[BEGIN]

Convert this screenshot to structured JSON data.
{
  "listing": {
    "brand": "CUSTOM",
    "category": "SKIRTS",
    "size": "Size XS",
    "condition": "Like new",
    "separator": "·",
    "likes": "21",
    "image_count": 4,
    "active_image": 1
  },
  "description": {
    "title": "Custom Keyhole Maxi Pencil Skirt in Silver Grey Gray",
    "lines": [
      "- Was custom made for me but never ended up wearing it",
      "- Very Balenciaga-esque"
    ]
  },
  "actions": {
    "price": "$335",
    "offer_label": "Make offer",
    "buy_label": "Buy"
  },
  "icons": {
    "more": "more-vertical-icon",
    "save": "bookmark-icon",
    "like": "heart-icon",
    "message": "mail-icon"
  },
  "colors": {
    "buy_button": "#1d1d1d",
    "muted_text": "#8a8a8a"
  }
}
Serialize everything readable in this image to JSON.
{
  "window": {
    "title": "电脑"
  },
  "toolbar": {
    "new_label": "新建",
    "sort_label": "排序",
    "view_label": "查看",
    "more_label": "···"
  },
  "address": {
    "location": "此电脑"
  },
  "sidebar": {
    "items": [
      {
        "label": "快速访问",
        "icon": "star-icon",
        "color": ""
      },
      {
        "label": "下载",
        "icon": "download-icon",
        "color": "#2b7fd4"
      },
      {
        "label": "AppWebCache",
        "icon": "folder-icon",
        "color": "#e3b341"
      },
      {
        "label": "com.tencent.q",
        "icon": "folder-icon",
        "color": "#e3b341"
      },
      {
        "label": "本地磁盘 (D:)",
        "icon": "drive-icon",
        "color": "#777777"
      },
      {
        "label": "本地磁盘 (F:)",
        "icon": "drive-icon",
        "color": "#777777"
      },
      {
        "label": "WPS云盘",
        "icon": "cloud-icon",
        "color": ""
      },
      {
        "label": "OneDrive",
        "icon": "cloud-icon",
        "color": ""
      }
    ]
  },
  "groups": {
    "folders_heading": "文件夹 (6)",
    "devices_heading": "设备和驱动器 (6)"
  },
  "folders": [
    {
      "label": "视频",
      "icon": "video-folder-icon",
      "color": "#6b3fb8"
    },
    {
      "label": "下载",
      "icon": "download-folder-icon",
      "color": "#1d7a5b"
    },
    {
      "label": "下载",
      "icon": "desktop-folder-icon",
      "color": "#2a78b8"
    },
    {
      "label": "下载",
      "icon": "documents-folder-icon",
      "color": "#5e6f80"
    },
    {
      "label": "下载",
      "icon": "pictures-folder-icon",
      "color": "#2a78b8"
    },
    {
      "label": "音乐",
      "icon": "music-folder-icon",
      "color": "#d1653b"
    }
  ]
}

[END]

Return every line exactly.

→ Written answer
Convert this screenshot to structured JSON data.
{
  "listing": {
    "brand": "CUSTOM",
    "category": "SKIRTS",
    "size": "Size XS",
    "condition": "Like new",
    "separator": "·",
    "likes": "21",
    "image_count": 4,
    "active_image": 1
  },
  "description": {
    "title": "Custom Keyhole Maxi Pencil Skirt in Silver Grey Gray",
    "lines": [
      "- Was custom made for me but never ended up wearing it",
      "- Very Balenciaga-esque"
    ]
  },
  "actions": {
    "price": "$335",
    "offer_label": "Make offer",
    "buy_label": "Buy"
  },
  "icons": {
    "more": "more-vertical-icon",
    "save": "bookmark-icon",
    "like": "heart-icon",
    "message": "mail-icon"
  },
  "colors": {
    "buy_button": "#1d1d1d",
    "muted_text": "#8a8a8a"
  }
}
Serialize everything readable in this image to JSON.
{
  "window": {
    "title": "电脑"
  },
  "toolbar": {
    "new_label": "新建",
    "sort_label": "排序",
    "view_label": "查看",
    "more_label": "···"
  },
  "address": {
    "location": "此电脑"
  },
  "sidebar": {
    "items": [
      {
        "label": "快速访问",
        "icon": "star-icon",
        "color": ""
      },
      {
        "label": "下载",
        "icon": "download-icon",
        "color": "#2b7fd4"
      },
      {
        "label": "AppWebCache",
        "icon": "folder-icon",
        "color": "#e3b341"
      },
      {
        "label": "com.tencent.q",
        "icon": "folder-icon",
        "color": "#e3b341"
      },
      {
        "label": "本地磁盘 (D:)",
        "icon": "drive-icon",
        "color": "#777777"
      },
      {
        "label": "本地磁盘 (F:)",
        "icon": "drive-icon",
        "color": "#777777"
      },
      {
        "label": "WPS云盘",
        "icon": "cloud-icon",
        "color": ""
      },
      {
        "label": "OneDrive",
        "icon": "cloud-icon",
        "color": ""
      }
    ]
  },
  "groups": {
    "folders_heading": "文件夹 (6)",
    "devices_heading": "设备和驱动器 (6)"
  },
  "folders": [
    {
      "label": "视频",
      "icon": "video-folder-icon",
      "color": "#6b3fb8"
    },
    {
      "label": "下载",
      "icon": "download-folder-icon",
      "color": "#1d7a5b"
    },
    {
      "label": "下载",
      "icon": "desktop-folder-icon",
      "color": "#2a78b8"
    },
    {
      "label": "下载",
      "icon": "documents-folder-icon",
      "color": "#5e6f80"
    },
    {
      "label": "下载",
      "icon": "pictures-folder-icon",
      "color": "#2a78b8"
    },
    {
      "label": "音乐",
      "icon": "music-folder-icon",
      "color": "#d1653b"
    }
  ]
}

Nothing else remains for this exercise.